Box annotation data

※ ※ ※

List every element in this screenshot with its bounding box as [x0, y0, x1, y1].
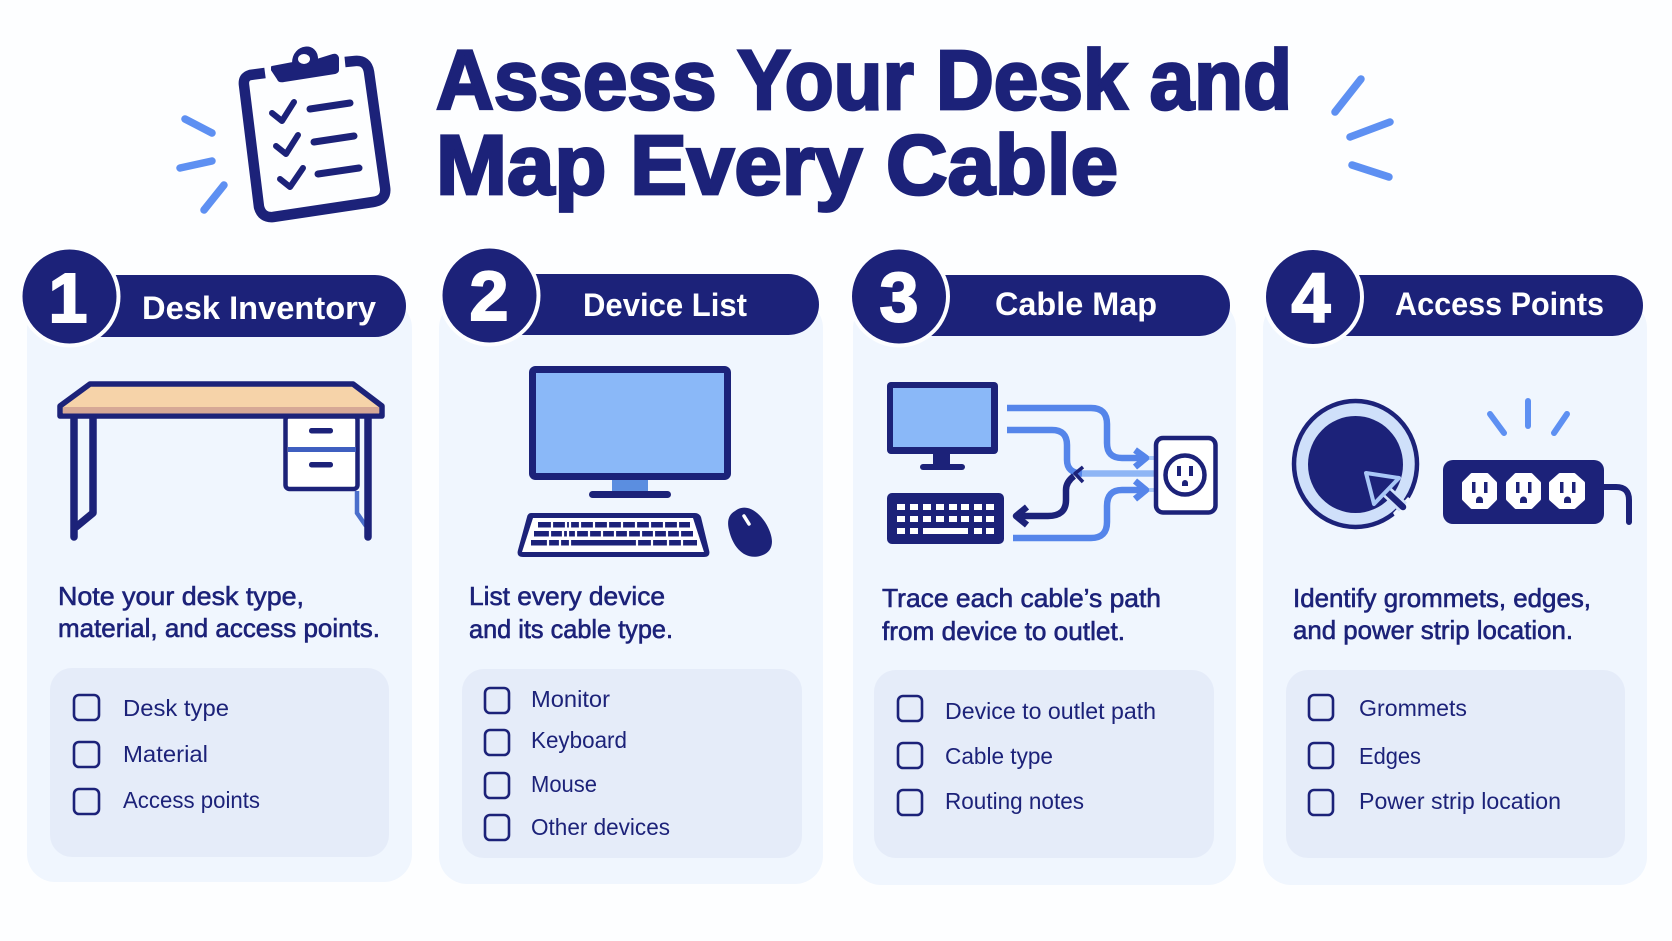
icon: clipboard checklist: [244, 48, 385, 217]
header pill: [899, 275, 1230, 336]
number badge: [438, 244, 540, 346]
checklist: Edges: [1359, 743, 1421, 769]
number badge: [18, 246, 120, 348]
card background: [853, 300, 1236, 885]
cable arrows: [1007, 408, 1155, 538]
heading: Assess Your Desk and: [436, 33, 1292, 127]
description: and its cable type.: [469, 614, 673, 644]
number badge: [1262, 246, 1364, 348]
icon: grommet with cursor: [1294, 401, 1424, 531]
header pill: [490, 274, 819, 335]
panel: cable map: [848, 246, 1236, 885]
number badge: [848, 246, 950, 348]
description: List every device: [469, 581, 665, 611]
header pill: [1313, 275, 1643, 336]
pill title: Cable Map: [995, 286, 1157, 322]
icon: power strip: [1443, 460, 1629, 524]
checklist: Device to outlet path: [945, 698, 1156, 724]
heading: Map Every Cable: [436, 118, 1118, 212]
pill title: Desk Inventory: [142, 290, 376, 326]
icon: right sparks: [1335, 79, 1390, 177]
checklist: Routing notes: [945, 788, 1084, 814]
icon: desktop computer: [518, 370, 772, 557]
description: Trace each cable’s path: [882, 583, 1161, 613]
checklist: [50, 668, 389, 857]
checklist: [1286, 670, 1625, 858]
icon: desk: [60, 384, 382, 537]
checklist: Monitor: [531, 686, 610, 712]
number badge: 3: [880, 258, 918, 336]
description: Identify grommets, edges,: [1293, 583, 1591, 613]
description: and power strip location.: [1293, 615, 1573, 645]
number badge: 2: [470, 257, 508, 335]
checklist: Cable type: [945, 743, 1053, 769]
checklist: [874, 670, 1214, 858]
description: [469, 581, 673, 644]
checklist: Power strip location: [1359, 788, 1561, 814]
checklist: Grommets: [1359, 695, 1467, 721]
description: Note your desk type,: [58, 581, 304, 611]
description: [1293, 583, 1591, 645]
number badge: 1: [49, 259, 87, 337]
icon: left sparks: [180, 119, 224, 210]
checklist: Access points: [123, 787, 260, 813]
description: material, and access points.: [58, 613, 380, 643]
card background: [439, 300, 823, 884]
pill title: Access Points: [1395, 286, 1604, 322]
icon: keyboard: [887, 493, 1004, 544]
panel: desk inventory: [18, 246, 412, 882]
description: [58, 581, 380, 643]
description: from device to outlet.: [882, 616, 1125, 646]
pill title: Device List: [583, 287, 747, 323]
panel: access points: [1262, 246, 1647, 885]
description: [882, 583, 1161, 646]
header pill: [70, 275, 406, 337]
checklist: Material: [123, 741, 208, 767]
icon: monitor: [887, 382, 998, 470]
checklist: [462, 669, 802, 858]
header: [180, 33, 1390, 217]
heading: [436, 33, 1292, 212]
number badge: 4: [1292, 259, 1331, 337]
panel: device list: [438, 244, 823, 884]
card background: [1263, 300, 1647, 885]
card background: [27, 300, 412, 882]
checklist: Mouse: [531, 771, 597, 797]
icon: wall outlet: [1156, 438, 1216, 512]
icon: sparks: [1490, 401, 1567, 433]
checklist: Other devices: [531, 814, 670, 840]
checklist: Keyboard: [531, 727, 627, 753]
checklist: Desk type: [123, 695, 229, 721]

※ ※ ※

● **What needs to be done**
Can you write out all the material again, substituting "step badge" for every "number badge" and changing nothing else? Leave the pictures out.

● **Exercise solution**
List every element in this screenshot with its bounding box as [x0, y0, x1, y1].
icon: clipboard checklist: [244, 48, 385, 217]
header pill: [899, 275, 1230, 336]
step badge: [438, 244, 540, 346]
checklist: Edges: [1359, 743, 1421, 769]
step badge: [18, 246, 120, 348]
card background: [853, 300, 1236, 885]
cable arrows: [1007, 408, 1155, 538]
heading: Assess Your Desk and: [436, 33, 1292, 127]
description: and its cable type.: [469, 614, 673, 644]
step badge: [1262, 246, 1364, 348]
icon: grommet with cursor: [1294, 401, 1424, 531]
header pill: [490, 274, 819, 335]
panel: cable map: [848, 246, 1236, 885]
step badge: [848, 246, 950, 348]
description: List every device: [469, 581, 665, 611]
header pill: [1313, 275, 1643, 336]
pill title: Cable Map: [995, 286, 1157, 322]
icon: power strip: [1443, 460, 1629, 524]
checklist: Device to outlet path: [945, 698, 1156, 724]
heading: Map Every Cable: [436, 118, 1118, 212]
pill title: Desk Inventory: [142, 290, 376, 326]
icon: right sparks: [1335, 79, 1390, 177]
checklist: Routing notes: [945, 788, 1084, 814]
icon: desktop computer: [518, 370, 772, 557]
description: Trace each cable’s path: [882, 583, 1161, 613]
checklist: [50, 668, 389, 857]
checklist: [1286, 670, 1625, 858]
icon: desk: [60, 384, 382, 537]
checklist: Monitor: [531, 686, 610, 712]
step badge: 3: [880, 258, 918, 336]
description: Identify grommets, edges,: [1293, 583, 1591, 613]
description: and power strip location.: [1293, 615, 1573, 645]
step badge: 2: [470, 257, 508, 335]
checklist: Cable type: [945, 743, 1053, 769]
checklist: [874, 670, 1214, 858]
description: [469, 581, 673, 644]
checklist: Power strip location: [1359, 788, 1561, 814]
checklist: Grommets: [1359, 695, 1467, 721]
description: Note your desk type,: [58, 581, 304, 611]
description: [1293, 583, 1591, 645]
step badge: 1: [49, 259, 87, 337]
icon: left sparks: [180, 119, 224, 210]
checklist: Access points: [123, 787, 260, 813]
description: material, and access points.: [58, 613, 380, 643]
card background: [439, 300, 823, 884]
pill title: Access Points: [1395, 286, 1604, 322]
icon: keyboard: [887, 493, 1004, 544]
panel: desk inventory: [18, 246, 412, 882]
description: [58, 581, 380, 643]
description: from device to outlet.: [882, 616, 1125, 646]
pill title: Device List: [583, 287, 747, 323]
panel: access points: [1262, 246, 1647, 885]
description: [882, 583, 1161, 646]
header pill: [70, 275, 406, 337]
checklist: Material: [123, 741, 208, 767]
icon: monitor: [887, 382, 998, 470]
checklist: [462, 669, 802, 858]
header: [180, 33, 1390, 217]
heading: [436, 33, 1292, 212]
step badge: 4: [1292, 259, 1331, 337]
panel: device list: [438, 244, 823, 884]
card background: [1263, 300, 1647, 885]
card background: [27, 300, 412, 882]
checklist: Mouse: [531, 771, 597, 797]
icon: wall outlet: [1156, 438, 1216, 512]
icon: sparks: [1490, 401, 1567, 433]
checklist: Other devices: [531, 814, 670, 840]
checklist: Keyboard: [531, 727, 627, 753]
checklist: Desk type: [123, 695, 229, 721]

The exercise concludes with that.